> _WHAT THE EXERCISE ASKS_
Check each line of the material below, and copy it if it holds the string "Name".
-----
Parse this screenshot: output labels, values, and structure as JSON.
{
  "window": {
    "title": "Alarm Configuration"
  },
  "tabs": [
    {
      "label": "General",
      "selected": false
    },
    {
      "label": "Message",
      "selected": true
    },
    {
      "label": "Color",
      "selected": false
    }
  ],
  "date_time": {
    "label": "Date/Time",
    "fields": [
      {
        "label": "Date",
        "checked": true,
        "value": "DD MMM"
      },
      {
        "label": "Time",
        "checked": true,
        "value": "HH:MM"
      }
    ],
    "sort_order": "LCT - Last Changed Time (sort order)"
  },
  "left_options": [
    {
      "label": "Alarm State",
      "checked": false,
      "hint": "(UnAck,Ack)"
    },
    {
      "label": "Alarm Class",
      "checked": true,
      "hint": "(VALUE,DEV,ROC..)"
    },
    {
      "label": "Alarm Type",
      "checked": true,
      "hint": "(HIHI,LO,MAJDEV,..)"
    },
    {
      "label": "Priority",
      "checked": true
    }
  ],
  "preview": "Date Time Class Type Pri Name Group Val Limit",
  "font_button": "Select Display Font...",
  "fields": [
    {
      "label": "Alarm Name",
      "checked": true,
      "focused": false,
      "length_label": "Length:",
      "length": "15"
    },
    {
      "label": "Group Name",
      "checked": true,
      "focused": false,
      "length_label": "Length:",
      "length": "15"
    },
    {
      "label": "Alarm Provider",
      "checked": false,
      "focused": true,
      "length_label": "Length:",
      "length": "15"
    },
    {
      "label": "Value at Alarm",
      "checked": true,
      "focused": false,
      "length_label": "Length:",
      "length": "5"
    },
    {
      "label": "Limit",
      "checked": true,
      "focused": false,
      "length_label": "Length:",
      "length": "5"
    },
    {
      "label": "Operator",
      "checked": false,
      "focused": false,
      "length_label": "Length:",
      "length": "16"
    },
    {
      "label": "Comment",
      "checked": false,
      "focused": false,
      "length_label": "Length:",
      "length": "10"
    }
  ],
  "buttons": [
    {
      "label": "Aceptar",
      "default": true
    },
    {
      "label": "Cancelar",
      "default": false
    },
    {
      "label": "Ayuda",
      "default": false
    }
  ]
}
-----
> _RESULT OF THE EXERCISE_
  "preview": "Date Time Class Type Pri Name Group Val Limit",
      "label": "Alarm Name",
      "label": "Group Name",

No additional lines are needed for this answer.